### Exercise prompt:
Determine how many lines include the word "layers", then give that number and nothing more.

===== Records to process =====

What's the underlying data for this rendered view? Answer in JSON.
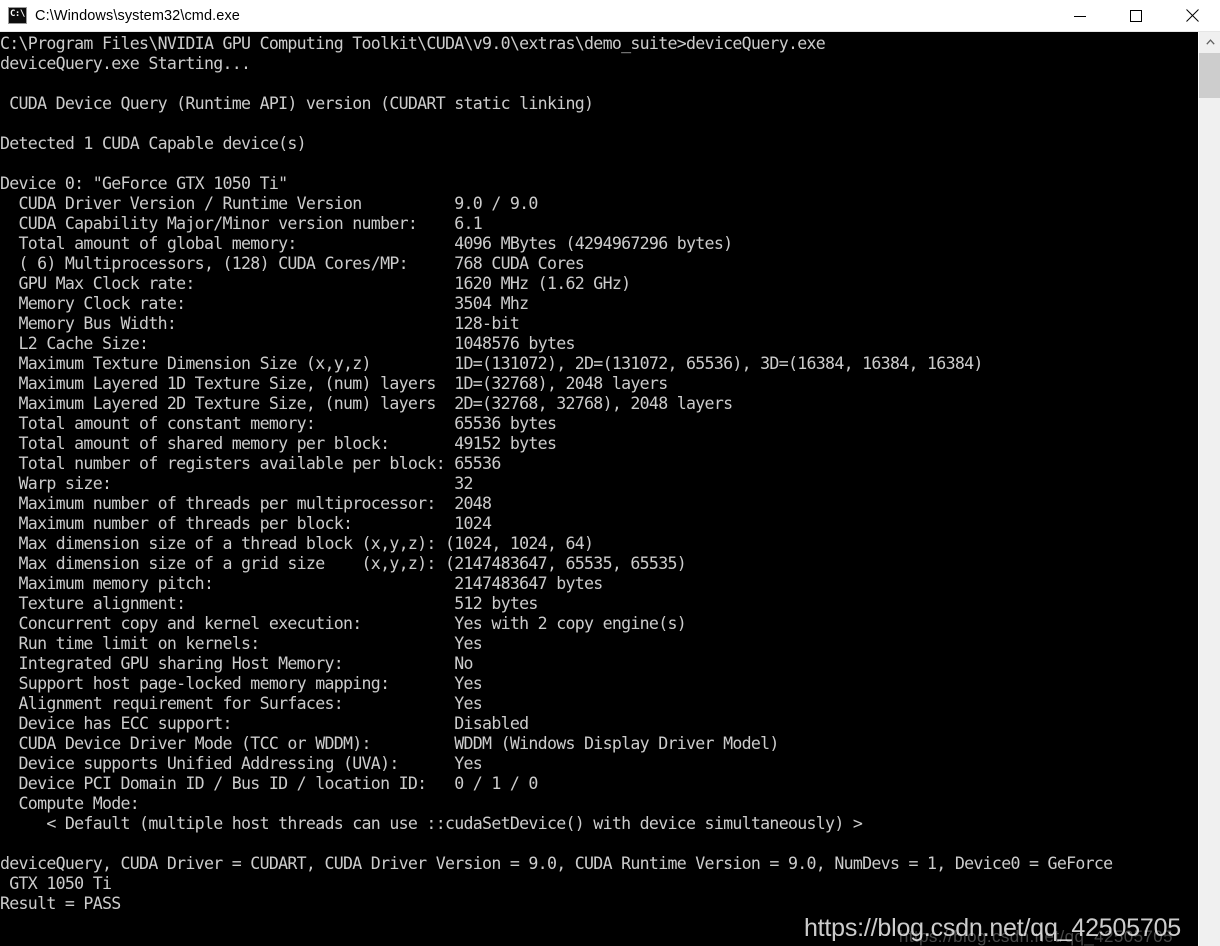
{
  "window": {
    "title": "C:\\Windows\\system32\\cmd.exe",
    "icon_glyph": "C:\\",
    "icon_name": "cmd-icon",
    "minimize_label": "Minimize",
    "maximize_label": "Maximize",
    "close_label": "Close",
    "background_color": "#000000",
    "text_color": "#cccccc",
    "titlebar_color": "#ffffff"
  },
  "scrollbar": {
    "up_arrow": "▲",
    "down_arrow": "▼",
    "thumb_color": "#cdcdcd",
    "track_color": "#f0f0f0"
  },
  "watermark": {
    "text": "https://blog.csdn.net/qq_42505705",
    "sub_text": "https://blog.csdn.net/qq_42505705"
  },
  "console": {
    "prompt_line": "C:\\Program Files\\NVIDIA GPU Computing Toolkit\\CUDA\\v9.0\\extras\\demo_suite>deviceQuery.exe",
    "lines": [
      "C:\\Program Files\\NVIDIA GPU Computing Toolkit\\CUDA\\v9.0\\extras\\demo_suite>deviceQuery.exe",
      "deviceQuery.exe Starting...",
      "",
      " CUDA Device Query (Runtime API) version (CUDART static linking)",
      "",
      "Detected 1 CUDA Capable device(s)",
      "",
      "Device 0: \"GeForce GTX 1050 Ti\"",
      "  CUDA Driver Version / Runtime Version          9.0 / 9.0",
      "  CUDA Capability Major/Minor version number:    6.1",
      "  Total amount of global memory:                 4096 MBytes (4294967296 bytes)",
      "  ( 6) Multiprocessors, (128) CUDA Cores/MP:     768 CUDA Cores",
      "  GPU Max Clock rate:                            1620 MHz (1.62 GHz)",
      "  Memory Clock rate:                             3504 Mhz",
      "  Memory Bus Width:                              128-bit",
      "  L2 Cache Size:                                 1048576 bytes",
      "  Maximum Texture Dimension Size (x,y,z)         1D=(131072), 2D=(131072, 65536), 3D=(16384, 16384, 16384)",
      "  Maximum Layered 1D Texture Size, (num) layers  1D=(32768), 2048 layers",
      "  Maximum Layered 2D Texture Size, (num) layers  2D=(32768, 32768), 2048 layers",
      "  Total amount of constant memory:               65536 bytes",
      "  Total amount of shared memory per block:       49152 bytes",
      "  Total number of registers available per block: 65536",
      "  Warp size:                                     32",
      "  Maximum number of threads per multiprocessor:  2048",
      "  Maximum number of threads per block:           1024",
      "  Max dimension size of a thread block (x,y,z): (1024, 1024, 64)",
      "  Max dimension size of a grid size    (x,y,z): (2147483647, 65535, 65535)",
      "  Maximum memory pitch:                          2147483647 bytes",
      "  Texture alignment:                             512 bytes",
      "  Concurrent copy and kernel execution:          Yes with 2 copy engine(s)",
      "  Run time limit on kernels:                     Yes",
      "  Integrated GPU sharing Host Memory:            No",
      "  Support host page-locked memory mapping:       Yes",
      "  Alignment requirement for Surfaces:            Yes",
      "  Device has ECC support:                        Disabled",
      "  CUDA Device Driver Mode (TCC or WDDM):         WDDM (Windows Display Driver Model)",
      "  Device supports Unified Addressing (UVA):      Yes",
      "  Device PCI Domain ID / Bus ID / location ID:   0 / 1 / 0",
      "  Compute Mode:",
      "     < Default (multiple host threads can use ::cudaSetDevice() with device simultaneously) >",
      "",
      "deviceQuery, CUDA Driver = CUDART, CUDA Driver Version = 9.0, CUDA Runtime Version = 9.0, NumDevs = 1, Device0 = GeForce",
      " GTX 1050 Ti",
      "Result = PASS"
    ],
    "device": {
      "index": "Device 0",
      "name": "GeForce GTX 1050 Ti",
      "cuda_driver_version": "9.0",
      "cuda_runtime_version": "9.0",
      "capability": "6.1",
      "global_memory": "4096 MBytes (4294967296 bytes)",
      "multiprocessors": "6",
      "cores_per_mp": "128",
      "cuda_cores": "768 CUDA Cores",
      "gpu_max_clock": "1620 MHz (1.62 GHz)",
      "memory_clock": "3504 Mhz",
      "memory_bus_width": "128-bit",
      "l2_cache_size": "1048576 bytes",
      "max_texture_dim": "1D=(131072), 2D=(131072, 65536), 3D=(16384, 16384, 16384)",
      "max_layered_1d": "1D=(32768), 2048 layers",
      "max_layered_2d": "2D=(32768, 32768), 2048 layers",
      "constant_memory": "65536 bytes",
      "shared_memory_per_block": "49152 bytes",
      "registers_per_block": "65536",
      "warp_size": "32",
      "max_threads_per_mp": "2048",
      "max_threads_per_block": "1024",
      "max_thread_block_dim": "(1024, 1024, 64)",
      "max_grid_dim": "(2147483647, 65535, 65535)",
      "max_memory_pitch": "2147483647 bytes",
      "texture_alignment": "512 bytes",
      "concurrent_copy": "Yes with 2 copy engine(s)",
      "run_time_limit": "Yes",
      "integrated_gpu": "No",
      "page_locked_mapping": "Yes",
      "surface_alignment": "Yes",
      "ecc_support": "Disabled",
      "driver_mode": "WDDM (Windows Display Driver Model)",
      "unified_addressing": "Yes",
      "pci_ids": "0 / 1 / 0",
      "compute_mode": "< Default (multiple host threads can use ::cudaSetDevice() with device simultaneously) >"
    },
    "summary": {
      "detected_devices": "Detected 1 CUDA Capable device(s)",
      "header": " CUDA Device Query (Runtime API) version (CUDART static linking)",
      "starting": "deviceQuery.exe Starting...",
      "result": "Result = PASS"
    }
  }
}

=====

### Solution for this exercise:
4